* BEGIN RAW DATA *

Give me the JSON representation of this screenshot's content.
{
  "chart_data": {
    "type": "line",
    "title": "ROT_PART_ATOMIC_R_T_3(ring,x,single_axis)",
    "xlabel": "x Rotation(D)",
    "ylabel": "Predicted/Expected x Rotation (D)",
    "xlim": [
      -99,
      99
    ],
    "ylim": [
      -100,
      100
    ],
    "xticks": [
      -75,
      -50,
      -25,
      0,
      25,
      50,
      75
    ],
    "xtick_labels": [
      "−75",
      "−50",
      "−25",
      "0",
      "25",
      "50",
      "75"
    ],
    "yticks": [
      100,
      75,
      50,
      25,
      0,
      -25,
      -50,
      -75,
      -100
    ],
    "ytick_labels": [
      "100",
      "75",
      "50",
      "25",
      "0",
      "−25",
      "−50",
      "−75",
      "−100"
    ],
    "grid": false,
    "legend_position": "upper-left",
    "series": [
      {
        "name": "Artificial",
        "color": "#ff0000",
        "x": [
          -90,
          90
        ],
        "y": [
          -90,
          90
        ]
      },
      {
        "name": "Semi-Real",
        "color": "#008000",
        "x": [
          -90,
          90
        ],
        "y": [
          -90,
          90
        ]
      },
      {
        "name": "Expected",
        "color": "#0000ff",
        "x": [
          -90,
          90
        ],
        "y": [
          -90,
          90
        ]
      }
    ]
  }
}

* END RAW DATA *

__DIRECTION__
Track down the lines that include the word "color" and copy them.

__SOLUTION FOR THIS TASK__
        "color": "#ff0000",
        "color": "#008000",
        "color": "#0000ff",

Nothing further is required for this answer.